Dataset excerpt:
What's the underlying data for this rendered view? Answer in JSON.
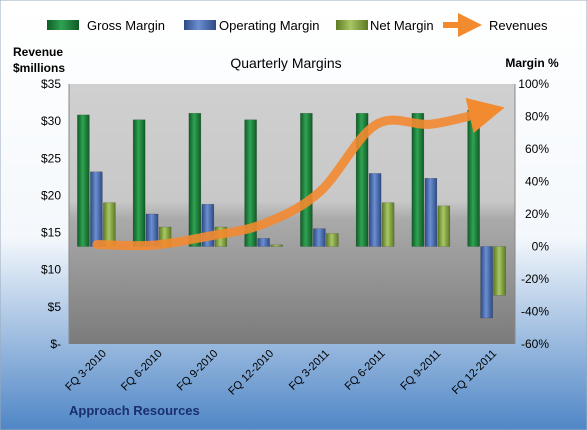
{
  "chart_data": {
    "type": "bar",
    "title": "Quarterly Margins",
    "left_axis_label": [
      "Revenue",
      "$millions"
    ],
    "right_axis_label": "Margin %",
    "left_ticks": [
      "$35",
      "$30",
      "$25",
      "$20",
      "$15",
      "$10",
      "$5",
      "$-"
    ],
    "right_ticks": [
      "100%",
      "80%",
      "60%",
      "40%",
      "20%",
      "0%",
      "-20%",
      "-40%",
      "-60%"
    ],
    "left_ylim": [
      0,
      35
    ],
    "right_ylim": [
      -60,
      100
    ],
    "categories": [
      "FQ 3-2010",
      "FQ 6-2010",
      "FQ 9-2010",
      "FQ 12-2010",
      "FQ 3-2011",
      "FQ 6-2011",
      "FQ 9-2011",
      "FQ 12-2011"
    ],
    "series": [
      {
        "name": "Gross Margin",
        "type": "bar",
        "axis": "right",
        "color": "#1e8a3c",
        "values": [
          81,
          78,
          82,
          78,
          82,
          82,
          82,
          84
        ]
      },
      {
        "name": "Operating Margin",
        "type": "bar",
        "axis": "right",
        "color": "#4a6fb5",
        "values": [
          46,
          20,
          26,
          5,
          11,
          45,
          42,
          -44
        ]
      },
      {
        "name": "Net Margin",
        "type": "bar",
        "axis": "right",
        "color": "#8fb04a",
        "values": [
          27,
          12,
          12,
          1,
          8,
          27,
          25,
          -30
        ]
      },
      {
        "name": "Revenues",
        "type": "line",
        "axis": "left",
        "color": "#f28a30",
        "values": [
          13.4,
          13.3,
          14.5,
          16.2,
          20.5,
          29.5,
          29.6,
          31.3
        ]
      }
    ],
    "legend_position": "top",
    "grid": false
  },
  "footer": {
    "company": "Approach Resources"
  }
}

Prompt: Among the lines of the data, identify those with the word "color". Copy each of them.

Answer to this problem:
        "color": "#1e8a3c",
        "color": "#4a6fb5",
        "color": "#8fb04a",
        "color": "#f28a30",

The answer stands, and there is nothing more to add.